- What you will do
Exactly as written, retype the listing below, omitting the pictures.

>> BEGIN Provided records

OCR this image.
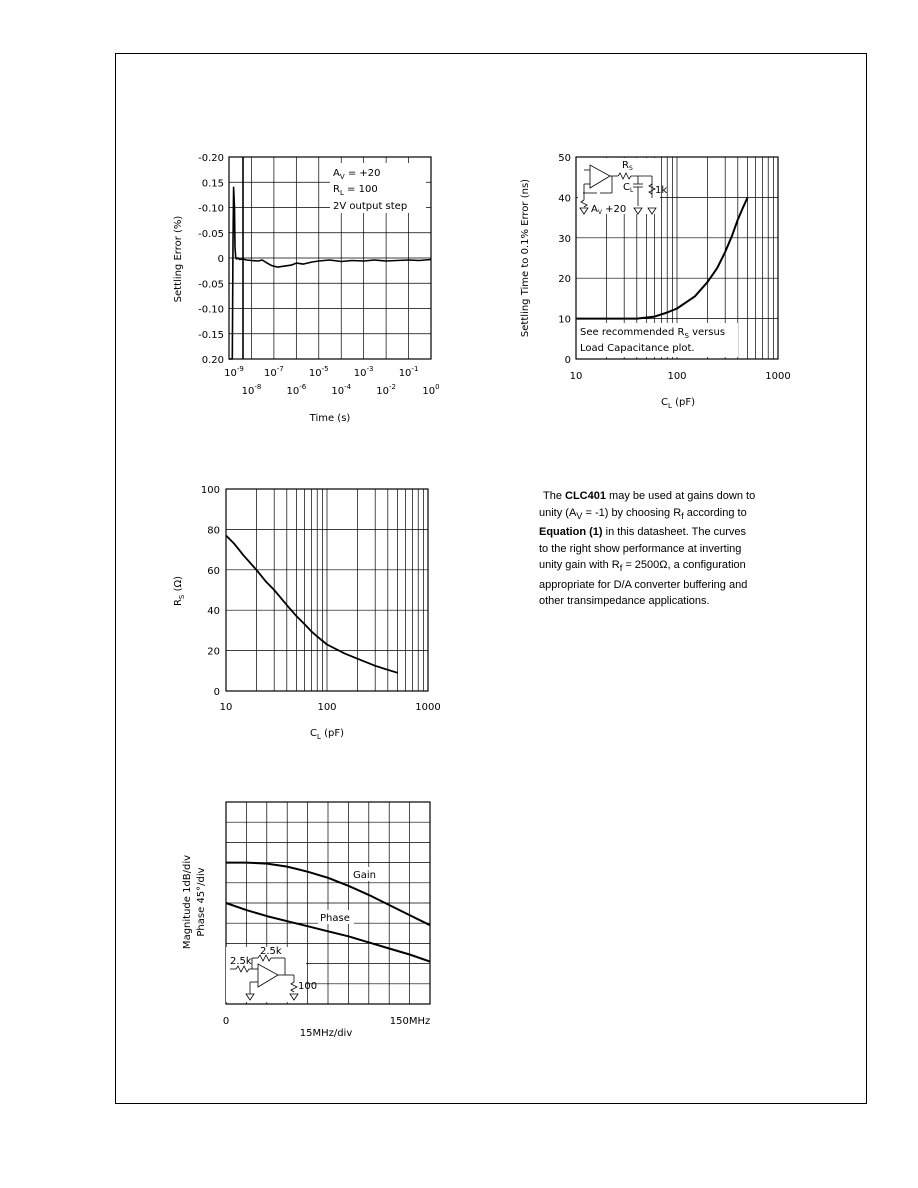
-0.20
0.15
-0.10
-0.05
0
-0.05
-0.10
-0.15
0.20
$10^{-9}$ $10^{-7}$	$10^{-5}$	$10^{-3}$	$10^{-1}$
$10^{-8}$	$10^{-6}$	$10^{-4}$	$10^{-2}$	$10^0$
Settling Error (%)
Time (s)
$A_V = +20$
$R_L = 100$
2V output step
0
10
20
30
40
50
10	100	1000
Settling Time to 0.1% Error (ns)
$C_L$ (pF)
See recommended $R_S$ versus
Load Capacitance plot.
$R_S$
$C_L$ 1k
$A_V +20$
0
20
40
60
80
100
10	100	1000
$R_S$ (Ω)
$C_L$ (pF)
0	150MHz
Magnitude 1dB/div Phase 45°/div
15MHz/div
Gain
Phase
2.5k
2.5k
100
The CLC401 may be used at gains down to
unity $(A_V = -1)$ by choosing $R_f$ according to
Equation (1) in this datasheet. The curves
to the right show performance at inverting
unity gain with $R_f = 2500\Omega$, a configuration
appropriate for D/A converter buffering and
other transimpedance applications.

>> END Provided records

- Answer to the problem
OCR this image.
-0.20
0.15
-0.10
-0.05
0
-0.05
-0.10
-0.15
0.20
$10^{-9}$ $10^{-7}$	$10^{-5}$	$10^{-3}$	$10^{-1}$
$10^{-8}$	$10^{-6}$	$10^{-4}$	$10^{-2}$	$10^0$
Settling Error (%)
Time (s)
$A_V = +20$
$R_L = 100$
2V output step
0
10
20
30
40
50
10	100	1000
Settling Time to 0.1% Error (ns)
$C_L$ (pF)
See recommended $R_S$ versus
Load Capacitance plot.
$R_S$
$C_L$ 1k
$A_V +20$
0
20
40
60
80
100
10	100	1000
$R_S$ (Ω)
$C_L$ (pF)
0	150MHz
Magnitude 1dB/div Phase 45°/div
15MHz/div
Gain
Phase
2.5k
2.5k
100
The CLC401 may be used at gains down to
unity $(A_V = -1)$ by choosing $R_f$ according to
Equation (1) in this datasheet. The curves
to the right show performance at inverting
unity gain with $R_f = 2500\Omega$, a configuration
appropriate for D/A converter buffering and
other transimpedance applications.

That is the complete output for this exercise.